Wherever a line holds the string "title", copy that line.

——————

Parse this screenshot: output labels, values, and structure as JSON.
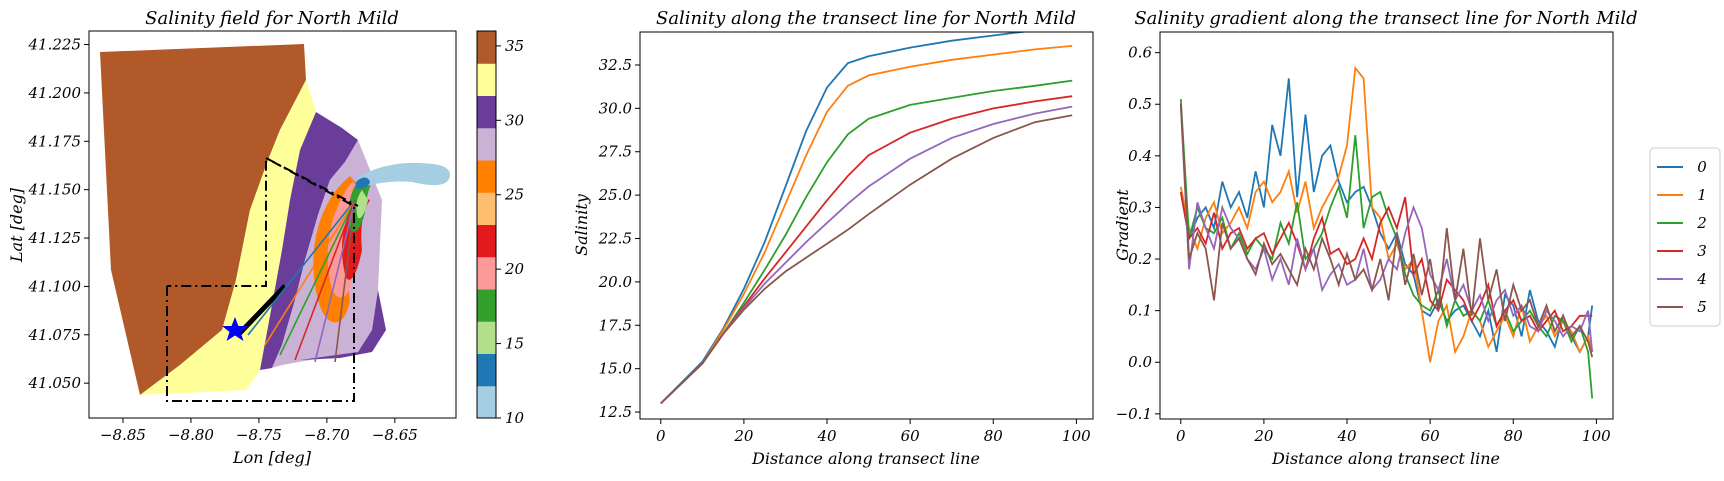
{
  "chart_data": [
    {
      "type": "map",
      "title": "Salinity field for North Mild",
      "xlabel": "Lon [deg]",
      "ylabel": "Lat [deg]",
      "xlim": [
        -8.875,
        -8.605
      ],
      "ylim": [
        41.032,
        41.232
      ],
      "x_ticks": [
        -8.85,
        -8.8,
        -8.75,
        -8.7,
        -8.65
      ],
      "x_tick_labels": [
        "−8.85",
        "−8.80",
        "−8.75",
        "−8.70",
        "−8.65"
      ],
      "y_ticks": [
        41.05,
        41.075,
        41.1,
        41.125,
        41.15,
        41.175,
        41.2,
        41.225
      ],
      "y_tick_labels": [
        "41.050",
        "41.075",
        "41.100",
        "41.125",
        "41.150",
        "41.175",
        "41.200",
        "41.225"
      ],
      "colorbar": {
        "range": [
          10,
          36
        ],
        "ticks": [
          10,
          15,
          20,
          25,
          30,
          35
        ],
        "tick_labels": [
          "10",
          "15",
          "20",
          "25",
          "30",
          "35"
        ],
        "colors": [
          "#a6cee3",
          "#1f78b4",
          "#b2df8a",
          "#33a02c",
          "#fb9a99",
          "#e31a1c",
          "#fdbf6f",
          "#ff7f00",
          "#cab2d6",
          "#6a3d9a",
          "#ffff99",
          "#b15928"
        ]
      },
      "marker": {
        "lon": -8.765,
        "lat": 41.075,
        "symbol": "star",
        "color": "#0000ff"
      }
    },
    {
      "type": "line",
      "title": "Salinity along the transect line for North Mild",
      "xlabel": "Distance along transect line",
      "ylabel": "Salinity",
      "xlim": [
        -5,
        104
      ],
      "ylim": [
        12.1,
        34.4
      ],
      "x_ticks": [
        0,
        20,
        40,
        60,
        80,
        100
      ],
      "y_ticks": [
        12.5,
        15.0,
        17.5,
        20.0,
        22.5,
        25.0,
        27.5,
        30.0,
        32.5
      ],
      "y_tick_labels": [
        "12.5",
        "15.0",
        "17.5",
        "20.0",
        "22.5",
        "25.0",
        "27.5",
        "30.0",
        "32.5"
      ],
      "x": [
        0,
        10,
        15,
        20,
        25,
        30,
        35,
        40,
        45,
        50,
        60,
        70,
        80,
        90,
        99
      ],
      "series": [
        {
          "name": "0",
          "color": "#1f77b4",
          "values": [
            13.0,
            15.4,
            17.3,
            19.6,
            22.3,
            25.5,
            28.7,
            31.2,
            32.6,
            33.0,
            33.5,
            33.9,
            34.2,
            34.5,
            34.7
          ]
        },
        {
          "name": "1",
          "color": "#ff7f0e",
          "values": [
            13.0,
            15.3,
            17.2,
            19.3,
            21.7,
            24.5,
            27.3,
            29.8,
            31.3,
            31.9,
            32.4,
            32.8,
            33.1,
            33.4,
            33.6
          ]
        },
        {
          "name": "2",
          "color": "#2ca02c",
          "values": [
            13.0,
            15.3,
            17.0,
            18.8,
            20.7,
            22.7,
            24.9,
            26.9,
            28.5,
            29.4,
            30.2,
            30.6,
            31.0,
            31.3,
            31.6
          ]
        },
        {
          "name": "3",
          "color": "#d62728",
          "values": [
            13.0,
            15.3,
            17.0,
            18.6,
            20.2,
            21.7,
            23.2,
            24.7,
            26.1,
            27.3,
            28.6,
            29.4,
            30.0,
            30.4,
            30.7
          ]
        },
        {
          "name": "4",
          "color": "#9467bd",
          "values": [
            13.0,
            15.3,
            17.0,
            18.5,
            19.9,
            21.1,
            22.3,
            23.4,
            24.5,
            25.5,
            27.1,
            28.3,
            29.1,
            29.7,
            30.1
          ]
        },
        {
          "name": "5",
          "color": "#8c564b",
          "values": [
            13.0,
            15.3,
            17.0,
            18.4,
            19.6,
            20.6,
            21.4,
            22.2,
            23.0,
            23.9,
            25.6,
            27.1,
            28.3,
            29.2,
            29.6
          ]
        }
      ]
    },
    {
      "type": "line",
      "title": "Salinity gradient along the transect line for North Mild",
      "xlabel": "Distance along transect line",
      "ylabel": "Gradient",
      "xlim": [
        -5,
        104
      ],
      "ylim": [
        -0.11,
        0.64
      ],
      "x_ticks": [
        0,
        20,
        40,
        60,
        80,
        100
      ],
      "y_ticks": [
        -0.1,
        0.0,
        0.1,
        0.2,
        0.3,
        0.4,
        0.5,
        0.6
      ],
      "y_tick_labels": [
        "−0.1",
        "0.0",
        "0.1",
        "0.2",
        "0.3",
        "0.4",
        "0.5",
        "0.6"
      ],
      "legend": {
        "placement": "right-outside"
      },
      "x": [
        0,
        2,
        4,
        6,
        8,
        10,
        12,
        14,
        16,
        18,
        20,
        22,
        24,
        26,
        28,
        30,
        32,
        34,
        36,
        38,
        40,
        42,
        44,
        46,
        48,
        50,
        52,
        54,
        56,
        58,
        60,
        62,
        64,
        66,
        68,
        70,
        72,
        74,
        76,
        78,
        80,
        82,
        84,
        86,
        88,
        90,
        92,
        94,
        96,
        98,
        99
      ],
      "series": [
        {
          "name": "0",
          "color": "#1f77b4",
          "values": [
            0.33,
            0.24,
            0.28,
            0.3,
            0.26,
            0.35,
            0.3,
            0.33,
            0.28,
            0.37,
            0.3,
            0.46,
            0.4,
            0.55,
            0.32,
            0.48,
            0.33,
            0.4,
            0.42,
            0.35,
            0.31,
            0.33,
            0.34,
            0.3,
            0.25,
            0.22,
            0.25,
            0.19,
            0.17,
            0.1,
            0.09,
            0.12,
            0.08,
            0.1,
            0.11,
            0.08,
            0.05,
            0.1,
            0.02,
            0.13,
            0.11,
            0.05,
            0.14,
            0.08,
            0.06,
            0.03,
            0.09,
            0.05,
            0.02,
            0.05,
            0.11
          ]
        },
        {
          "name": "1",
          "color": "#ff7f0e",
          "values": [
            0.34,
            0.26,
            0.22,
            0.28,
            0.31,
            0.25,
            0.27,
            0.3,
            0.26,
            0.33,
            0.35,
            0.31,
            0.33,
            0.37,
            0.29,
            0.35,
            0.26,
            0.3,
            0.33,
            0.36,
            0.42,
            0.57,
            0.55,
            0.3,
            0.28,
            0.2,
            0.23,
            0.18,
            0.2,
            0.1,
            0.0,
            0.08,
            0.11,
            0.02,
            0.05,
            0.1,
            0.08,
            0.03,
            0.06,
            0.09,
            0.05,
            0.11,
            0.04,
            0.07,
            0.09,
            0.05,
            0.08,
            0.06,
            0.02,
            0.05,
            0.02
          ]
        },
        {
          "name": "2",
          "color": "#2ca02c",
          "values": [
            0.51,
            0.24,
            0.3,
            0.26,
            0.25,
            0.28,
            0.22,
            0.25,
            0.21,
            0.24,
            0.22,
            0.2,
            0.27,
            0.23,
            0.31,
            0.2,
            0.22,
            0.25,
            0.3,
            0.34,
            0.28,
            0.44,
            0.26,
            0.32,
            0.33,
            0.28,
            0.24,
            0.17,
            0.13,
            0.11,
            0.1,
            0.14,
            0.07,
            0.12,
            0.09,
            0.1,
            0.08,
            0.12,
            0.07,
            0.1,
            0.06,
            0.08,
            0.1,
            0.07,
            0.05,
            0.09,
            0.08,
            0.04,
            0.07,
            0.02,
            -0.07
          ]
        },
        {
          "name": "3",
          "color": "#d62728",
          "values": [
            0.33,
            0.24,
            0.26,
            0.23,
            0.29,
            0.22,
            0.25,
            0.26,
            0.22,
            0.24,
            0.25,
            0.21,
            0.24,
            0.27,
            0.23,
            0.18,
            0.24,
            0.28,
            0.21,
            0.22,
            0.19,
            0.2,
            0.24,
            0.2,
            0.27,
            0.3,
            0.26,
            0.32,
            0.17,
            0.2,
            0.12,
            0.1,
            0.16,
            0.14,
            0.12,
            0.08,
            0.11,
            0.15,
            0.07,
            0.1,
            0.12,
            0.08,
            0.09,
            0.06,
            0.08,
            0.1,
            0.06,
            0.07,
            0.09,
            0.09,
            0.09
          ]
        },
        {
          "name": "4",
          "color": "#9467bd",
          "values": [
            0.5,
            0.18,
            0.31,
            0.26,
            0.22,
            0.3,
            0.26,
            0.24,
            0.2,
            0.18,
            0.22,
            0.16,
            0.2,
            0.15,
            0.24,
            0.18,
            0.22,
            0.14,
            0.17,
            0.19,
            0.15,
            0.16,
            0.22,
            0.14,
            0.16,
            0.2,
            0.18,
            0.25,
            0.3,
            0.26,
            0.17,
            0.14,
            0.2,
            0.12,
            0.15,
            0.1,
            0.13,
            0.08,
            0.12,
            0.14,
            0.09,
            0.11,
            0.07,
            0.06,
            0.1,
            0.08,
            0.05,
            0.07,
            0.06,
            0.1,
            0.02
          ]
        },
        {
          "name": "5",
          "color": "#8c564b",
          "values": [
            0.5,
            0.2,
            0.25,
            0.22,
            0.12,
            0.27,
            0.22,
            0.24,
            0.2,
            0.17,
            0.23,
            0.19,
            0.21,
            0.18,
            0.15,
            0.22,
            0.18,
            0.24,
            0.2,
            0.15,
            0.21,
            0.16,
            0.18,
            0.14,
            0.2,
            0.12,
            0.25,
            0.15,
            0.21,
            0.13,
            0.2,
            0.1,
            0.26,
            0.12,
            0.22,
            0.09,
            0.24,
            0.12,
            0.18,
            0.08,
            0.15,
            0.1,
            0.12,
            0.07,
            0.11,
            0.06,
            0.09,
            0.05,
            0.07,
            0.04,
            0.01
          ]
        }
      ]
    }
  ]
}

——————

> Written reply
      "title": "Salinity field for North Mild",
      "title": "Salinity along the transect line for North Mild",
      "title": "Salinity gradient along the transect line for North Mild",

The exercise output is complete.